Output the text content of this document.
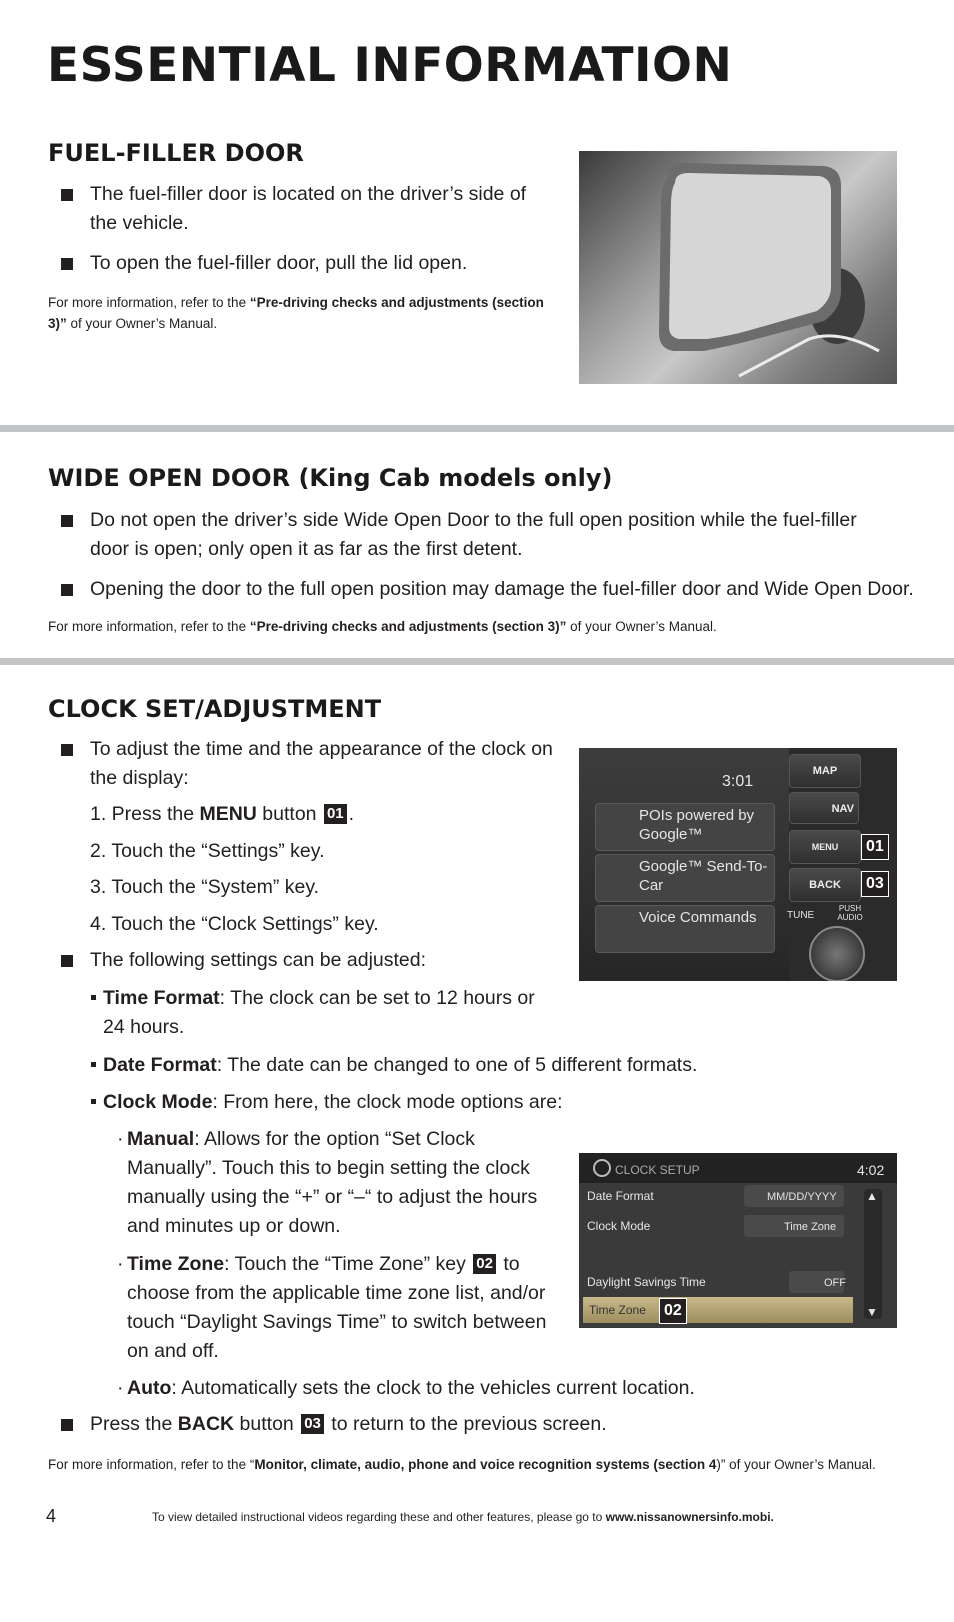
ESSENTIAL INFORMATION
FUEL-FILLER DOOR
The fuel-filler door is located on the driver’s side of the vehicle.
To open the fuel-filler door, pull the lid open.
For more information, refer to the “Pre-driving checks and adjustments (section 3)” of your Owner’s Manual.
WIDE OPEN DOOR (King Cab models only)
Do not open the driver’s side Wide Open Door to the full open position while the fuel-filler door is open; only open it as far as the first detent.
Opening the door to the full open position may damage the fuel-filler door and Wide Open Door.
For more information, refer to the “Pre-driving checks and adjustments (section 3)” of your Owner’s Manual.
CLOCK SET/ADJUSTMENT
To adjust the time and the appearance of the clock on the display:
1. Press the MENU button 01 .
2. Touch the “Settings” key.
3. Touch the “System” key.
4. Touch the “Clock Settings” key.
The following settings can be adjusted:
Time Format: The clock can be set to 12 hours or 24 hours.
Date Format: The date can be changed to one of 5 different formats.
Clock Mode: From here, the clock mode options are:
· Manual: Allows for the option “Set Clock Manually”. Touch this to begin setting the clock manually using the “+” or “–“ to adjust the hours and minutes up or down.
· Time Zone: Touch the “Time Zone” key 02 to choose from the applicable time zone list, and/or touch “Daylight Savings Time” to switch between on and off.
· Auto: Automatically sets the clock to the vehicles current location.
Press the BACK button 03 to return to the previous screen.
For more information, refer to the “Monitor, climate, audio, phone and voice recognition systems (section 4)” of your Owner’s Manual.
3:01
POIs powered by Google™
Google™ Send-To-Car
Voice Commands
MAP
NAV
MENU
BACK
TUNE
PUSH AUDIO
01
03
CLOCK SETUP	4:02
Date Format	MM/DD/YYYY
Clock Mode	Time Zone
Daylight Savings Time	OFF
Time Zone	02
▲
▼
4	To view detailed instructional videos regarding these and other features, please go to www.nissanownersinfo.mobi.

----

Omitting all images, print the listing exactly.

Output the text content of this document.
ESSENTIAL INFORMATION
FUEL-FILLER DOOR
The fuel-filler door is located on the driver’s side of the vehicle.
To open the fuel-filler door, pull the lid open.
For more information, refer to the “Pre-driving checks and adjustments (section 3)” of your Owner’s Manual.
WIDE OPEN DOOR (King Cab models only)
Do not open the driver’s side Wide Open Door to the full open position while the fuel-filler door is open; only open it as far as the first detent.
Opening the door to the full open position may damage the fuel-filler door and Wide Open Door.
For more information, refer to the “Pre-driving checks and adjustments (section 3)” of your Owner’s Manual.
CLOCK SET/ADJUSTMENT
To adjust the time and the appearance of the clock on the display:
1. Press the MENU button 01 .
2. Touch the “Settings” key.
3. Touch the “System” key.
4. Touch the “Clock Settings” key.
The following settings can be adjusted:
Time Format: The clock can be set to 12 hours or 24 hours.
Date Format: The date can be changed to one of 5 different formats.
Clock Mode: From here, the clock mode options are:
· Manual: Allows for the option “Set Clock Manually”. Touch this to begin setting the clock manually using the “+” or “–“ to adjust the hours and minutes up or down.
· Time Zone: Touch the “Time Zone” key 02 to choose from the applicable time zone list, and/or touch “Daylight Savings Time” to switch between on and off.
· Auto: Automatically sets the clock to the vehicles current location.
Press the BACK button 03 to return to the previous screen.
For more information, refer to the “Monitor, climate, audio, phone and voice recognition systems (section 4)” of your Owner’s Manual.
3:01
POIs powered by Google™
Google™ Send-To-Car
Voice Commands
MAP
NAV
MENU
BACK
TUNE
PUSH AUDIO
01
03
CLOCK SETUP	4:02
Date Format	MM/DD/YYYY
Clock Mode	Time Zone
Daylight Savings Time	OFF
Time Zone	02
▲
▼
4	To view detailed instructional videos regarding these and other features, please go to www.nissanownersinfo.mobi.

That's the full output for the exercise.